#### Your goal
Write each record again exactly as it stands.

#### Provided material
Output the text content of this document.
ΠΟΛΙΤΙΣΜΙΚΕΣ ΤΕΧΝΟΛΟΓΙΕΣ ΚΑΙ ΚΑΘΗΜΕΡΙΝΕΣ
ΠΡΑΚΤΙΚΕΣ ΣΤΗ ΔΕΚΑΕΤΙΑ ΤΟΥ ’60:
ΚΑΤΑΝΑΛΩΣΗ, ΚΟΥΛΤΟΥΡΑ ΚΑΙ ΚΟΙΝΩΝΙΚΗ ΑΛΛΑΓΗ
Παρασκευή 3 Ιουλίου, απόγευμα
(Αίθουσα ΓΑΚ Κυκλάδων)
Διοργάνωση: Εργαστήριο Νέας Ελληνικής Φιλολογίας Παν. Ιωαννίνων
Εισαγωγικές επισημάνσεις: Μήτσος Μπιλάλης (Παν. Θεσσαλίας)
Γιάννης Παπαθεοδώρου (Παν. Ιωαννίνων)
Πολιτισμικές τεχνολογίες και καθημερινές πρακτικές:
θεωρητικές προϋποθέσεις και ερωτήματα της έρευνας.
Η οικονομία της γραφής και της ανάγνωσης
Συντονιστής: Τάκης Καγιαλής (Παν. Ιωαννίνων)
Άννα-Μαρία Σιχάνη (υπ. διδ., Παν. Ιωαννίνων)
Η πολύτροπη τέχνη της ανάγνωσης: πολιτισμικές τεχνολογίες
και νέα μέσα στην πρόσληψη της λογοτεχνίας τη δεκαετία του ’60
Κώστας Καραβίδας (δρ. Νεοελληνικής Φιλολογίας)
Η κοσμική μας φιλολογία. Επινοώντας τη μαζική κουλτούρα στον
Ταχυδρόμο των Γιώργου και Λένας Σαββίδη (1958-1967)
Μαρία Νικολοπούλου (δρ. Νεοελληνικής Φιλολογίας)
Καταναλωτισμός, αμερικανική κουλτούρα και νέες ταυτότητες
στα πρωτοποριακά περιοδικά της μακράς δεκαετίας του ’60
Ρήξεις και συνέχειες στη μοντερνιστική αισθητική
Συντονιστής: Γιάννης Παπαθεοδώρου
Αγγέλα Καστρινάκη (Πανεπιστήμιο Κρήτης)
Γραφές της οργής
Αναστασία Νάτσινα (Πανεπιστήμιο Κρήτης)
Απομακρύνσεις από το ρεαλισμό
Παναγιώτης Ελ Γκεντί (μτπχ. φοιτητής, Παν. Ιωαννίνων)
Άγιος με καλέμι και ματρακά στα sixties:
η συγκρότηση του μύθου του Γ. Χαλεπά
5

#### Correct output
Output the text content of this document.
ΠΟΛΙΤΙΣΜΙΚΕΣ ΤΕΧΝΟΛΟΓΙΕΣ ΚΑΙ ΚΑΘΗΜΕΡΙΝΕΣ
ΠΡΑΚΤΙΚΕΣ ΣΤΗ ΔΕΚΑΕΤΙΑ ΤΟΥ ’60:
ΚΑΤΑΝΑΛΩΣΗ, ΚΟΥΛΤΟΥΡΑ ΚΑΙ ΚΟΙΝΩΝΙΚΗ ΑΛΛΑΓΗ
Παρασκευή 3 Ιουλίου, απόγευμα
(Αίθουσα ΓΑΚ Κυκλάδων)
Διοργάνωση: Εργαστήριο Νέας Ελληνικής Φιλολογίας Παν. Ιωαννίνων
Εισαγωγικές επισημάνσεις: Μήτσος Μπιλάλης (Παν. Θεσσαλίας)
Γιάννης Παπαθεοδώρου (Παν. Ιωαννίνων)
Πολιτισμικές τεχνολογίες και καθημερινές πρακτικές:
θεωρητικές προϋποθέσεις και ερωτήματα της έρευνας.
Η οικονομία της γραφής και της ανάγνωσης
Συντονιστής: Τάκης Καγιαλής (Παν. Ιωαννίνων)
Άννα-Μαρία Σιχάνη (υπ. διδ., Παν. Ιωαννίνων)
Η πολύτροπη τέχνη της ανάγνωσης: πολιτισμικές τεχνολογίες
και νέα μέσα στην πρόσληψη της λογοτεχνίας τη δεκαετία του ’60
Κώστας Καραβίδας (δρ. Νεοελληνικής Φιλολογίας)
Η κοσμική μας φιλολογία. Επινοώντας τη μαζική κουλτούρα στον
Ταχυδρόμο των Γιώργου και Λένας Σαββίδη (1958-1967)
Μαρία Νικολοπούλου (δρ. Νεοελληνικής Φιλολογίας)
Καταναλωτισμός, αμερικανική κουλτούρα και νέες ταυτότητες
στα πρωτοποριακά περιοδικά της μακράς δεκαετίας του ’60
Ρήξεις και συνέχειες στη μοντερνιστική αισθητική
Συντονιστής: Γιάννης Παπαθεοδώρου
Αγγέλα Καστρινάκη (Πανεπιστήμιο Κρήτης)
Γραφές της οργής
Αναστασία Νάτσινα (Πανεπιστήμιο Κρήτης)
Απομακρύνσεις από το ρεαλισμό
Παναγιώτης Ελ Γκεντί (μτπχ. φοιτητής, Παν. Ιωαννίνων)
Άγιος με καλέμι και ματρακά στα sixties:
η συγκρότηση του μύθου του Γ. Χαλεπά
5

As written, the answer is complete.